EXERCISE DIRECTIONS –
Leave every picture out and write out the records below exactly.

────────────────────────────────────────

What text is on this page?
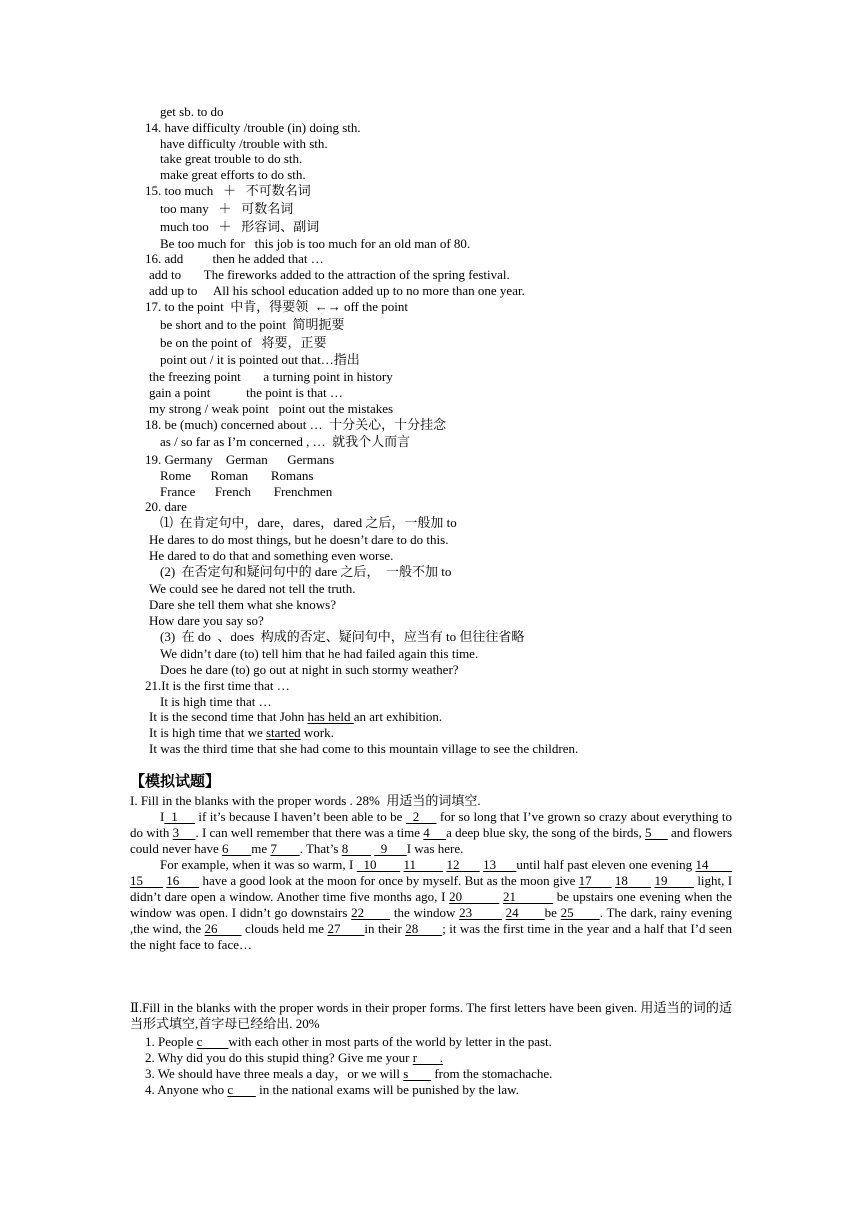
get sb. to do
14. have difficulty /trouble (in) doing sth.
have difficulty /trouble with sth.
take great trouble to do sth.
make great efforts to do sth.
15. too much   ＋   不可数名词
too many   ＋   可数名词
much too   ＋   形容词、副词
Be too much for   this job is too much for an old man of 80.
16. add         then he added that …
add to       The fireworks added to the attraction of the spring festival.
add up to     All his school education added up to no more than one year.
17. to the point  中肯，得要领  ←→ off the point
be short and to the point  简明扼要
be on the point of   将要，正要
point out / it is pointed out that…指出
the freezing point       a turning point in history
gain a point           the point is that …
my strong / weak point   point out the mistakes
18. be (much) concerned about …  十分关心，十分挂念
as / so far as I’m concerned , …  就我个人而言
19. Germany    German      Germans
Rome      Roman       Romans
France      French       Frenchmen
20. dare
⑴  在肯定句中，dare，dares，dared 之后，一般加 to
He dares to do most things, but he doesn’t dare to do this.
He dared to do that and something even worse.
(2)  在否定句和疑问句中的 dare 之后，  一般不加 to
We could see he dared not tell the truth.
Dare she tell them what she knows?
How dare you say so?
(3)  在 do  、does  构成的否定、疑问句中，应当有 to 但往往省略
We didn’t dare (to) tell him that he had failed again this time.
Does he dare (to) go out at night in such stormy weather?
21.It is the first time that …
It is high time that …
It is the second time that John has held an art exhibition.
It is high time that we started work.
It was the third time that she had come to this mountain village to see the children.
【模拟试题】
I. Fill in the blanks with the proper words . 28%  用适当的词填空.

I  1      if it’s because I haven’t been able to be   2      for so long that I’ve grown so crazy about everything to do with 3     . I can well remember that there was a time 4     a deep blue sky, the song of the birds, 5      and flowers could never have 6       me 7       . That’s 8          9      I was here.

For example, when it was so warm, I   10        11         12       13      until half past eleven one evening 14        15       16       have a good look at the moon for once by myself. But as the moon give 17       18        19         light, I didn’t dare open a window. Another time five months ago, I 20           21           be upstairs one evening when the window was open. I didn’t go downstairs 22        the window 23         24       be 25       . The dark, rainy evening ,the wind, the 26        clouds held me 27       in their 28       ; it was the first time in the year and a half that I’d seen the night face to face…

Ⅱ.Fill in the blanks with the proper words in their proper forms. The first letters have been given. 用适当的词的适当形式填空,首字母已经给出. 20%
1. People c        with each other in most parts of the world by letter in the past.
2. Why did you do this stupid thing? Give me your r       .
3. We should have three meals a day，or we will s        from the stomachache.
4. Anyone who c        in the national exams will be punished by the law.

────────────────────────────────────────

RIGHT ANSWER –
What text is on this page?
get sb. to do
14. have difficulty /trouble (in) doing sth.
have difficulty /trouble with sth.
take great trouble to do sth.
make great efforts to do sth.
15. too much   ＋   不可数名词
too many   ＋   可数名词
much too   ＋   形容词、副词
Be too much for   this job is too much for an old man of 80.
16. add         then he added that …
add to       The fireworks added to the attraction of the spring festival.
add up to     All his school education added up to no more than one year.
17. to the point  中肯，得要领  ←→ off the point
be short and to the point  简明扼要
be on the point of   将要，正要
point out / it is pointed out that…指出
the freezing point       a turning point in history
gain a point           the point is that …
my strong / weak point   point out the mistakes
18. be (much) concerned about …  十分关心，十分挂念
as / so far as I’m concerned , …  就我个人而言
19. Germany    German      Germans
Rome      Roman       Romans
France      French       Frenchmen
20. dare
⑴  在肯定句中，dare，dares，dared 之后，一般加 to
He dares to do most things, but he doesn’t dare to do this.
He dared to do that and something even worse.
(2)  在否定句和疑问句中的 dare 之后，  一般不加 to
We could see he dared not tell the truth.
Dare she tell them what she knows?
How dare you say so?
(3)  在 do  、does  构成的否定、疑问句中，应当有 to 但往往省略
We didn’t dare (to) tell him that he had failed again this time.
Does he dare (to) go out at night in such stormy weather?
21.It is the first time that …
It is high time that …
It is the second time that John has held an art exhibition.
It is high time that we started work.
It was the third time that she had come to this mountain village to see the children.
【模拟试题】
I. Fill in the blanks with the proper words . 28%  用适当的词填空.

I  1      if it’s because I haven’t been able to be   2      for so long that I’ve grown so crazy about everything to do with 3     . I can well remember that there was a time 4     a deep blue sky, the song of the birds, 5      and flowers could never have 6       me 7       . That’s 8          9      I was here.

For example, when it was so warm, I   10        11         12       13      until half past eleven one evening 14        15       16       have a good look at the moon for once by myself. But as the moon give 17       18        19         light, I didn’t dare open a window. Another time five months ago, I 20           21           be upstairs one evening when the window was open. I didn’t go downstairs 22        the window 23         24       be 25       . The dark, rainy evening ,the wind, the 26        clouds held me 27       in their 28       ; it was the first time in the year and a half that I’d seen the night face to face…

Ⅱ.Fill in the blanks with the proper words in their proper forms. The first letters have been given. 用适当的词的适当形式填空,首字母已经给出. 20%
1. People c        with each other in most parts of the world by letter in the past.
2. Why did you do this stupid thing? Give me your r       .
3. We should have three meals a day，or we will s        from the stomachache.
4. Anyone who c        in the national exams will be punished by the law.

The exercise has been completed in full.